* Begin Material shown *
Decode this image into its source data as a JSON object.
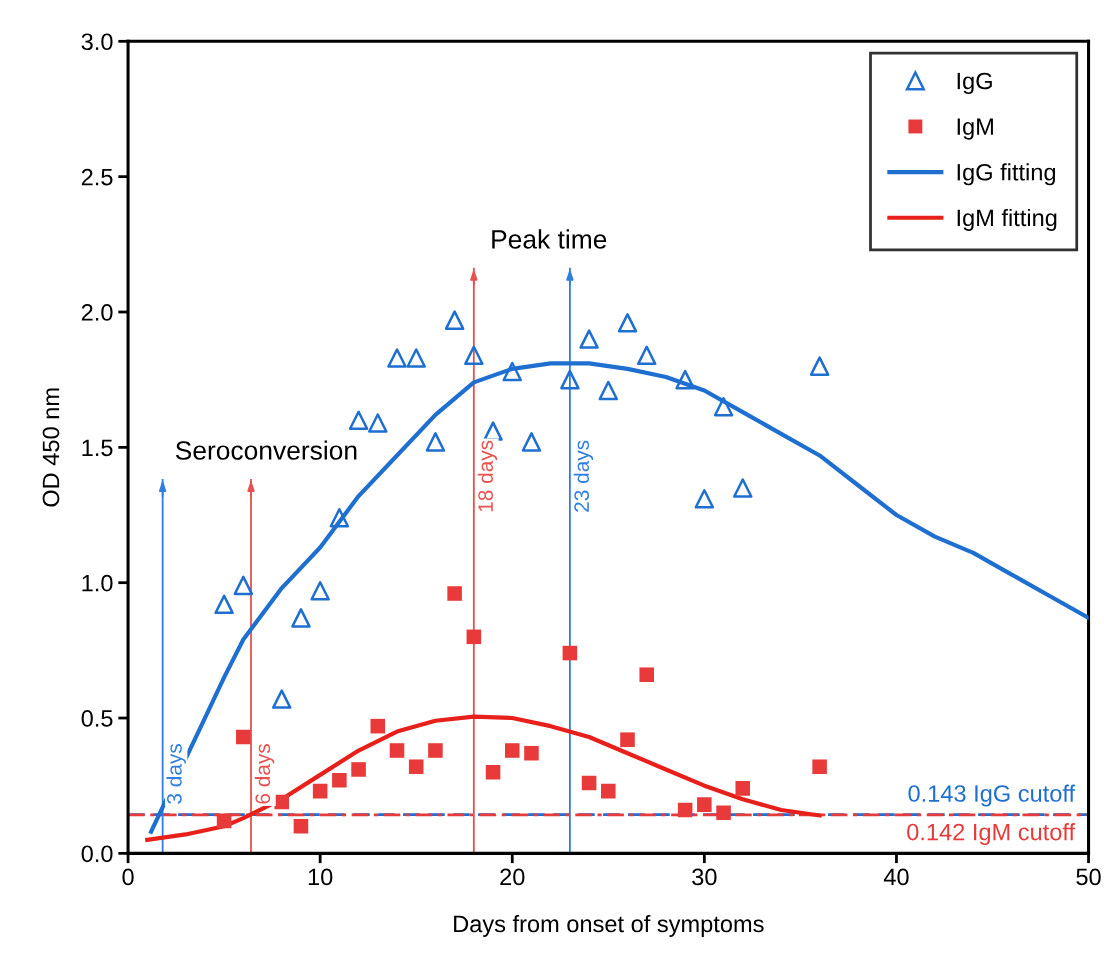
{
  "chart_data": {
    "type": "scatter",
    "xlabel": "Days from onset of symptoms",
    "ylabel": "OD 450 nm",
    "xlim": [
      0,
      50
    ],
    "xticks": [
      0,
      10,
      20,
      30,
      40,
      50
    ],
    "ylim": [
      0,
      3.0
    ],
    "yticks": [
      {
        "value": 0,
        "label": "0.0"
      },
      0.5,
      {
        "value": 1,
        "label": "1.0"
      },
      1.5,
      {
        "value": 2,
        "label": "2.0"
      },
      2.5,
      {
        "value": 3,
        "label": "3.0"
      }
    ],
    "grid": false,
    "legend": "top right",
    "series": [
      {
        "name": "IgG",
        "marker": "triangle",
        "color": "#1f6fd0",
        "x": [
          5,
          6,
          8,
          9,
          10,
          11,
          12,
          13,
          14,
          15,
          16,
          17,
          18,
          19,
          20,
          21,
          23,
          24,
          25,
          26,
          27,
          29,
          30,
          31,
          32,
          36
        ],
        "values": [
          0.92,
          0.99,
          0.57,
          0.87,
          0.97,
          1.24,
          1.6,
          1.59,
          1.83,
          1.83,
          1.52,
          1.97,
          1.84,
          1.56,
          1.78,
          1.52,
          1.75,
          1.9,
          1.71,
          1.96,
          1.84,
          1.75,
          1.31,
          1.65,
          1.35,
          1.8
        ]
      },
      {
        "name": "IgM",
        "marker": "square",
        "color": "#e83a3a",
        "x": [
          5,
          6,
          8,
          9,
          10,
          11,
          12,
          13,
          14,
          15,
          16,
          17,
          18,
          19,
          20,
          21,
          23,
          24,
          25,
          26,
          27,
          29,
          30,
          31,
          32,
          36
        ],
        "values": [
          0.12,
          0.43,
          0.19,
          0.1,
          0.23,
          0.27,
          0.31,
          0.47,
          0.38,
          0.32,
          0.38,
          0.96,
          0.8,
          0.3,
          0.38,
          0.37,
          0.74,
          0.26,
          0.23,
          0.42,
          0.66,
          0.16,
          0.18,
          0.15,
          0.24,
          0.32
        ]
      },
      {
        "name": "IgG fitting",
        "type": "line",
        "color": "#1f6fd0",
        "x": [
          1.2,
          2,
          3,
          4,
          5,
          6,
          8,
          10,
          12,
          14,
          16,
          18,
          20,
          22,
          23,
          24,
          26,
          28,
          30,
          32,
          34,
          36,
          38,
          40,
          42,
          44,
          46,
          48,
          50
        ],
        "values": [
          0.08,
          0.2,
          0.35,
          0.5,
          0.65,
          0.79,
          0.98,
          1.13,
          1.32,
          1.47,
          1.62,
          1.74,
          1.79,
          1.81,
          1.81,
          1.81,
          1.79,
          1.76,
          1.71,
          1.63,
          1.55,
          1.47,
          1.36,
          1.25,
          1.17,
          1.11,
          1.03,
          0.95,
          0.87
        ]
      },
      {
        "name": "IgM fitting",
        "type": "line",
        "color": "#e8201c",
        "x": [
          1,
          3,
          5,
          6,
          8,
          10,
          12,
          14,
          16,
          18,
          20,
          22,
          24,
          26,
          28,
          30,
          32,
          34,
          36
        ],
        "values": [
          0.05,
          0.07,
          0.1,
          0.13,
          0.2,
          0.29,
          0.38,
          0.45,
          0.49,
          0.505,
          0.5,
          0.47,
          0.43,
          0.37,
          0.31,
          0.25,
          0.2,
          0.16,
          0.14
        ]
      }
    ],
    "ref_lines": [
      {
        "axis": "y",
        "value": 0.143,
        "label": "0.143 IgG cutoff",
        "color": "#1f6fd0",
        "line_style": "dashed"
      },
      {
        "axis": "y",
        "value": 0.142,
        "label": "0.142 IgM cutoff",
        "color": "#e83a3a",
        "line_style": "dashdot"
      },
      {
        "axis": "x",
        "value": 1.8,
        "label": "3 days",
        "color": "#2f7fe0"
      },
      {
        "axis": "x",
        "value": 6.4,
        "label": "6 days",
        "color": "#e85050"
      },
      {
        "axis": "x",
        "value": 18,
        "label": "18 days",
        "color": "#e85050"
      },
      {
        "axis": "x",
        "value": 23,
        "label": "23 days",
        "color": "#2f7fe0"
      }
    ],
    "annotations": [
      "Seroconversion",
      "Peak time"
    ]
  }
}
* End Material shown *
(Problem statement) Only lines with the word "name" are wanted, so copy each one from the records.

(Result of the exercise)
        "name": "IgG",
        "name": "IgM",
        "name": "IgG fitting",
        "name": "IgM fitting",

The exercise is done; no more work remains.